• [Short task] Rewrite the rows below with each occurrence of "bar-segment" changed to "stacked-bar-piece" and nothing else altered. Omit the pictures from your answer.

• [Input for this task]
============================================================
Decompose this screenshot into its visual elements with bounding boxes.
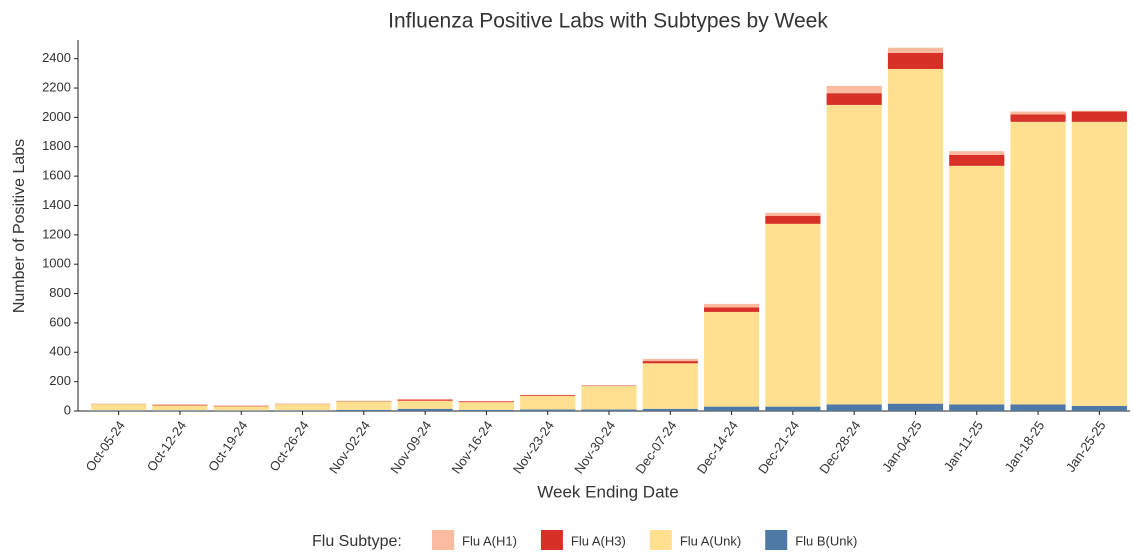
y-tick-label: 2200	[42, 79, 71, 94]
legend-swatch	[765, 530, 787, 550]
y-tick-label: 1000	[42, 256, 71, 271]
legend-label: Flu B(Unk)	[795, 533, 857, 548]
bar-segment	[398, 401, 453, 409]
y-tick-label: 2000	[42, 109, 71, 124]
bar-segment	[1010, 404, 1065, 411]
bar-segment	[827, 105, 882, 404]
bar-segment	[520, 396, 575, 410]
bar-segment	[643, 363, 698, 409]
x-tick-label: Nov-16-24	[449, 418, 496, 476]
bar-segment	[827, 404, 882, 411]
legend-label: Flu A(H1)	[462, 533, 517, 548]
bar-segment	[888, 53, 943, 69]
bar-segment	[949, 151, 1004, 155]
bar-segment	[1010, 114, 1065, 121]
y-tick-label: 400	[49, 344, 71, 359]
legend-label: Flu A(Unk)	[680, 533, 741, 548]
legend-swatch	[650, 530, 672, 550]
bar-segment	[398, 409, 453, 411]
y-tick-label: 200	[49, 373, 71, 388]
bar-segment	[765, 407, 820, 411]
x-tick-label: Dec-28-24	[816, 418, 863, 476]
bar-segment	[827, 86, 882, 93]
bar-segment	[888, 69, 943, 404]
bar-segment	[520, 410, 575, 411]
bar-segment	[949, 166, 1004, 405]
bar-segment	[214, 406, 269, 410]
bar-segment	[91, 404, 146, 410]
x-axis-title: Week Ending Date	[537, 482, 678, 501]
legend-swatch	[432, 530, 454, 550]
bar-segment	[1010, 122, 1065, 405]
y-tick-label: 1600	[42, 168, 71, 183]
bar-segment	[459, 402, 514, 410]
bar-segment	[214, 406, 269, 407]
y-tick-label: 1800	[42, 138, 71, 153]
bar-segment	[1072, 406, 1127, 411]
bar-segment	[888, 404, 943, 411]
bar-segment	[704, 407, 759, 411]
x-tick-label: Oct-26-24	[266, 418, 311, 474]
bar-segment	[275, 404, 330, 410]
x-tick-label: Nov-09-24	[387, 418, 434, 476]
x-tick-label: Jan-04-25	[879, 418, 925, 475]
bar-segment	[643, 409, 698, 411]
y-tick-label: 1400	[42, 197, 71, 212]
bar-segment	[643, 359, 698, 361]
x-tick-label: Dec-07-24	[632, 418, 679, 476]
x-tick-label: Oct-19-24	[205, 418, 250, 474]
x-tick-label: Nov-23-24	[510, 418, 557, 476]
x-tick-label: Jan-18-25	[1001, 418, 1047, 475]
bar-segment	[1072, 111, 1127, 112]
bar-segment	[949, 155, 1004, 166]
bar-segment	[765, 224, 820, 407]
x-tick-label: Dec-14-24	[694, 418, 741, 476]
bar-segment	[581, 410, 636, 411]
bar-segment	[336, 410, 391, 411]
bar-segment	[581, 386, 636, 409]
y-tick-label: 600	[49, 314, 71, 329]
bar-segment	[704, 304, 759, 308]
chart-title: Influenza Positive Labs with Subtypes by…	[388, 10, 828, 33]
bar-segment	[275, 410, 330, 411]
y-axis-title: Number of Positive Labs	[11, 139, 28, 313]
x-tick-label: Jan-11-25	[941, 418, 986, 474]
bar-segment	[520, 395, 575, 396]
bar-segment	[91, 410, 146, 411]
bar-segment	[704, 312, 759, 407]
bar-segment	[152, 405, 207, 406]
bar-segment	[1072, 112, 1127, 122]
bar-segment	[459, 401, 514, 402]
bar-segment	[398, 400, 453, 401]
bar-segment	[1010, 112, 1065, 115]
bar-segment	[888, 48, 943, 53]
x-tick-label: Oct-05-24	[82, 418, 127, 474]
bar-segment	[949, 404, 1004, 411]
============================================================
• [Response]
Decompose this screenshot into its visual elements with bounding boxes.
y-tick-label: 2200	[42, 79, 71, 94]
legend-swatch	[765, 530, 787, 550]
y-tick-label: 1000	[42, 256, 71, 271]
legend-label: Flu B(Unk)	[795, 533, 857, 548]
stacked-bar-piece	[398, 401, 453, 409]
y-tick-label: 2000	[42, 109, 71, 124]
stacked-bar-piece	[1010, 404, 1065, 411]
stacked-bar-piece	[827, 105, 882, 404]
stacked-bar-piece	[520, 396, 575, 410]
stacked-bar-piece	[643, 363, 698, 409]
x-tick-label: Nov-16-24	[449, 418, 496, 476]
stacked-bar-piece	[827, 404, 882, 411]
legend-label: Flu A(H1)	[462, 533, 517, 548]
stacked-bar-piece	[888, 53, 943, 69]
stacked-bar-piece	[949, 151, 1004, 155]
stacked-bar-piece	[1010, 114, 1065, 121]
y-tick-label: 400	[49, 344, 71, 359]
legend-label: Flu A(Unk)	[680, 533, 741, 548]
legend-swatch	[650, 530, 672, 550]
stacked-bar-piece	[398, 409, 453, 411]
y-tick-label: 200	[49, 373, 71, 388]
stacked-bar-piece	[765, 407, 820, 411]
x-tick-label: Dec-28-24	[816, 418, 863, 476]
stacked-bar-piece	[827, 86, 882, 93]
stacked-bar-piece	[888, 69, 943, 404]
stacked-bar-piece	[520, 410, 575, 411]
stacked-bar-piece	[949, 166, 1004, 405]
stacked-bar-piece	[214, 406, 269, 410]
stacked-bar-piece	[91, 404, 146, 410]
x-axis-title: Week Ending Date	[537, 482, 678, 501]
legend-swatch	[432, 530, 454, 550]
stacked-bar-piece	[1010, 122, 1065, 405]
y-tick-label: 1600	[42, 168, 71, 183]
stacked-bar-piece	[459, 402, 514, 410]
stacked-bar-piece	[214, 406, 269, 407]
y-tick-label: 1800	[42, 138, 71, 153]
stacked-bar-piece	[1072, 406, 1127, 411]
stacked-bar-piece	[888, 404, 943, 411]
stacked-bar-piece	[704, 407, 759, 411]
x-tick-label: Oct-26-24	[266, 418, 311, 474]
stacked-bar-piece	[275, 404, 330, 410]
x-tick-label: Nov-09-24	[387, 418, 434, 476]
x-tick-label: Jan-04-25	[879, 418, 925, 475]
stacked-bar-piece	[643, 409, 698, 411]
y-tick-label: 1400	[42, 197, 71, 212]
stacked-bar-piece	[643, 359, 698, 361]
x-tick-label: Dec-07-24	[632, 418, 679, 476]
x-tick-label: Oct-19-24	[205, 418, 250, 474]
x-tick-label: Nov-23-24	[510, 418, 557, 476]
x-tick-label: Jan-18-25	[1001, 418, 1047, 475]
stacked-bar-piece	[1072, 111, 1127, 112]
stacked-bar-piece	[949, 155, 1004, 166]
stacked-bar-piece	[765, 224, 820, 407]
x-tick-label: Dec-14-24	[694, 418, 741, 476]
stacked-bar-piece	[581, 410, 636, 411]
stacked-bar-piece	[336, 410, 391, 411]
stacked-bar-piece	[581, 386, 636, 409]
y-tick-label: 600	[49, 314, 71, 329]
stacked-bar-piece	[704, 304, 759, 308]
chart-title: Influenza Positive Labs with Subtypes by…	[388, 10, 828, 33]
stacked-bar-piece	[275, 410, 330, 411]
y-axis-title: Number of Positive Labs	[11, 139, 28, 313]
x-tick-label: Jan-11-25	[941, 418, 986, 474]
stacked-bar-piece	[520, 395, 575, 396]
stacked-bar-piece	[91, 410, 146, 411]
stacked-bar-piece	[704, 312, 759, 407]
stacked-bar-piece	[152, 405, 207, 406]
stacked-bar-piece	[1072, 112, 1127, 122]
stacked-bar-piece	[459, 401, 514, 402]
stacked-bar-piece	[398, 400, 453, 401]
stacked-bar-piece	[1010, 112, 1065, 115]
stacked-bar-piece	[888, 48, 943, 53]
x-tick-label: Oct-05-24	[82, 418, 127, 474]
stacked-bar-piece	[949, 404, 1004, 411]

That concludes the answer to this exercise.